— Aim of the task —
Return each line of the records holding the string "five".

— Saved data entries —
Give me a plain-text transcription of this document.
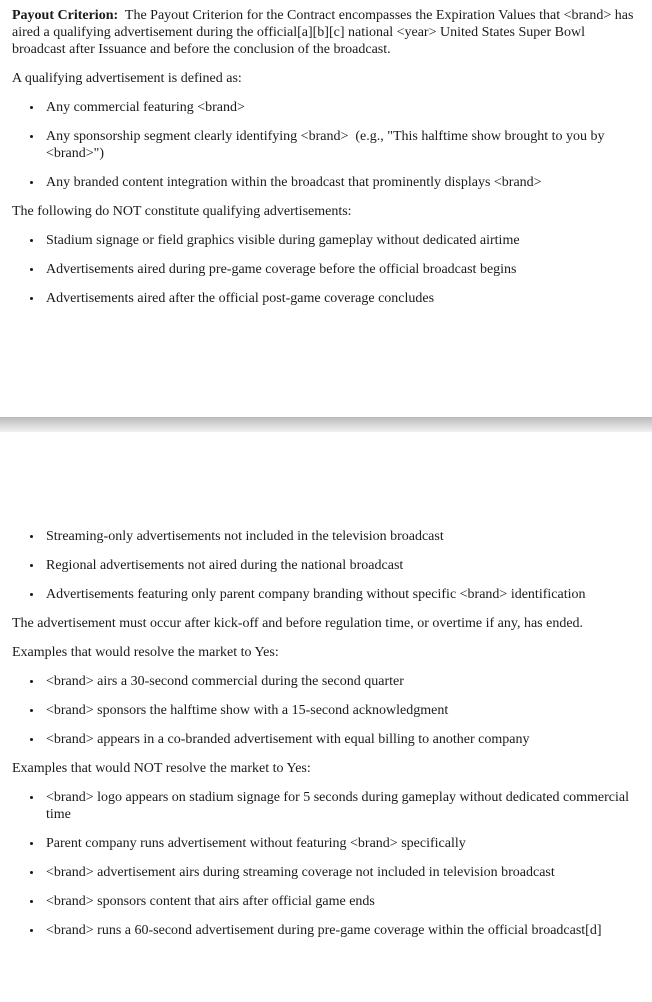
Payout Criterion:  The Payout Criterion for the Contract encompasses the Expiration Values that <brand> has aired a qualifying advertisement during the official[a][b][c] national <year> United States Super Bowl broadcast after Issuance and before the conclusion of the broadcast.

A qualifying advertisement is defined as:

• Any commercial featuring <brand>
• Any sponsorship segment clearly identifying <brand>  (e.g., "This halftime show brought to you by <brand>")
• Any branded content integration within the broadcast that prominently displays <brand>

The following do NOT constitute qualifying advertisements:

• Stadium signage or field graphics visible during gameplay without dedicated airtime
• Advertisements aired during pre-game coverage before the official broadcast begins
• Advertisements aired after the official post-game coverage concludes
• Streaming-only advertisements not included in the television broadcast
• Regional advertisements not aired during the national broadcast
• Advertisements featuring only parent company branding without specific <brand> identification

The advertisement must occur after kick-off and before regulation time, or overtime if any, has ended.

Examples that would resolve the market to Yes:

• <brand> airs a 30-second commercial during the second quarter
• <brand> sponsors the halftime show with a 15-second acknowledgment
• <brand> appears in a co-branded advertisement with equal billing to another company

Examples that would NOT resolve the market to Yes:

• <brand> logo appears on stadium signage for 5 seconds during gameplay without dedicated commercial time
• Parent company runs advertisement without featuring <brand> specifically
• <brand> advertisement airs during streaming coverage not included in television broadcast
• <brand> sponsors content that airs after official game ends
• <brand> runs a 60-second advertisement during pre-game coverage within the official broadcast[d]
--
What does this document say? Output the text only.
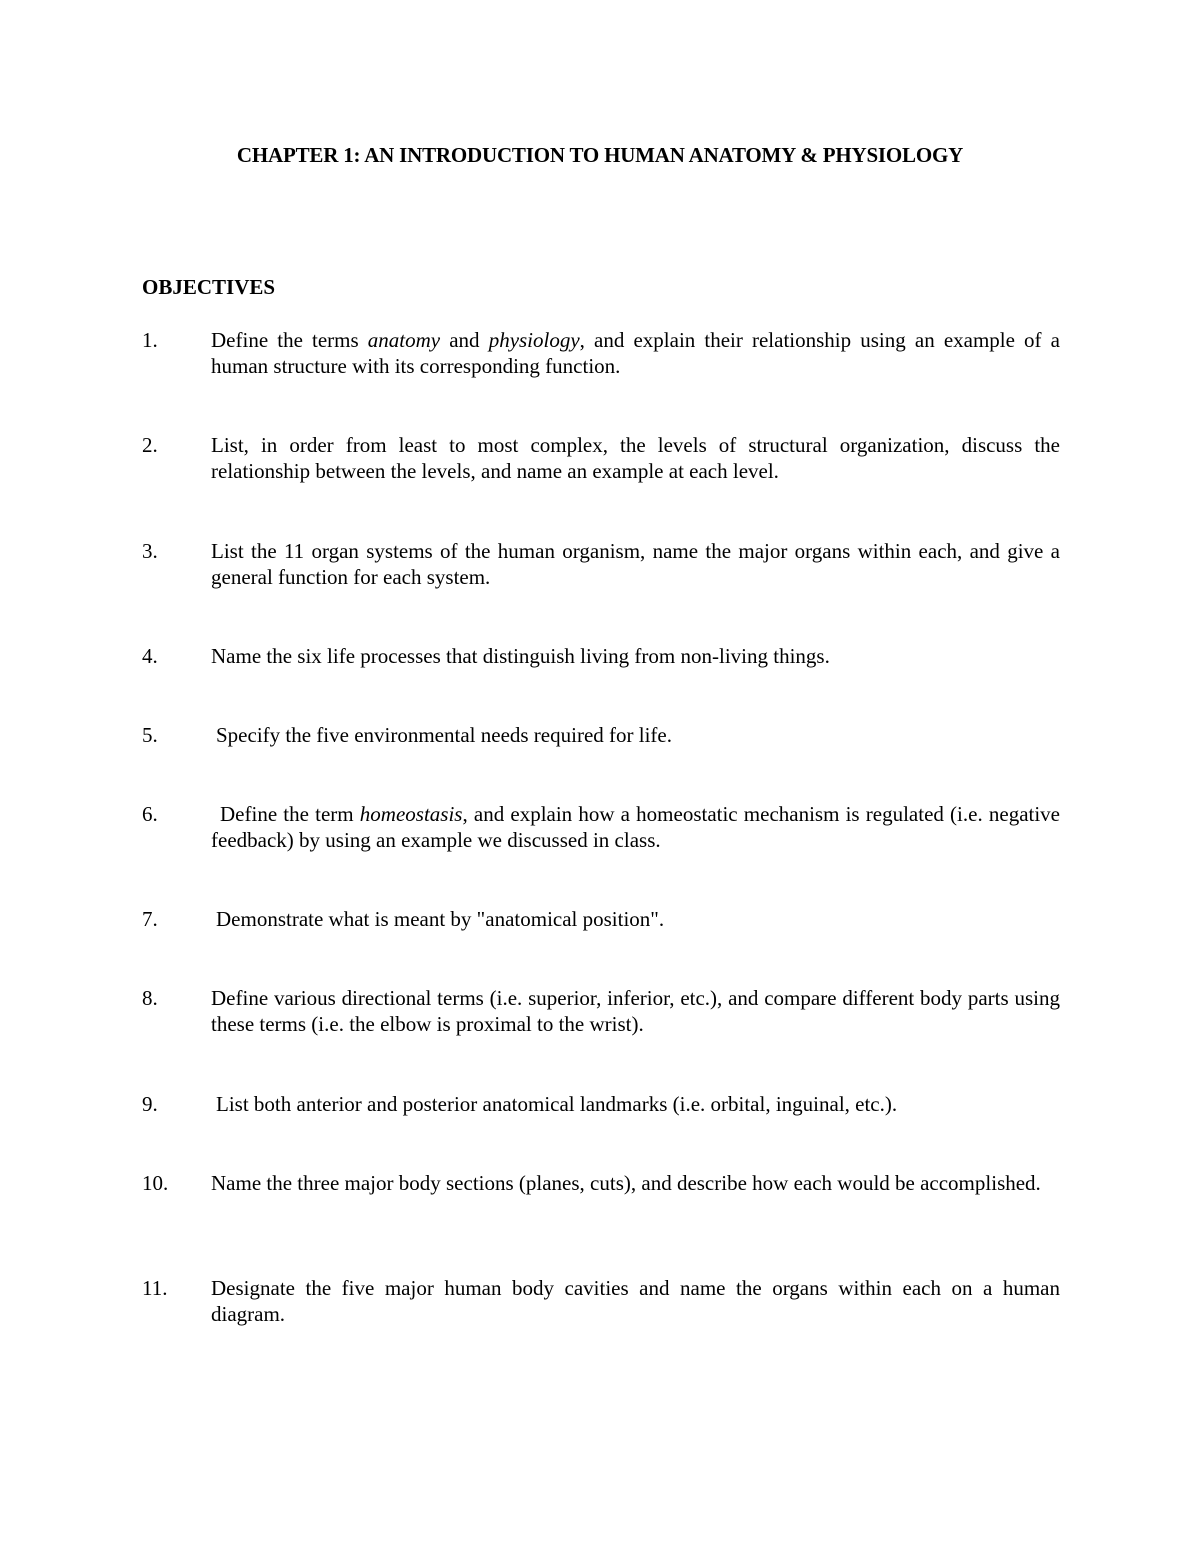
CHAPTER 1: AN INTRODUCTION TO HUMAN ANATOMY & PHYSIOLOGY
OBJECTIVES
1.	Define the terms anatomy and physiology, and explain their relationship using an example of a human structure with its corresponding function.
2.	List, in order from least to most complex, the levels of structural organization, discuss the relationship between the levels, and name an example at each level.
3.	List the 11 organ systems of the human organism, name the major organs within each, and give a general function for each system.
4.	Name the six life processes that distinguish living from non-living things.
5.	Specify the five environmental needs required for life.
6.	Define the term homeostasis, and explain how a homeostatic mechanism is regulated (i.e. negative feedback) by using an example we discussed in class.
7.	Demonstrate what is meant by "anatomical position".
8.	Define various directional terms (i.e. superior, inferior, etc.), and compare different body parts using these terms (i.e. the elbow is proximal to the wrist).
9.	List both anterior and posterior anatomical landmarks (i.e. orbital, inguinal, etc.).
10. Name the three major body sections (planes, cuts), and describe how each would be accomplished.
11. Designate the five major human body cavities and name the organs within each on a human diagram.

— Solution —
5.	Specify the five environmental needs required for life.
11. Designate the five major human body cavities and name the organs within each on a human diagram.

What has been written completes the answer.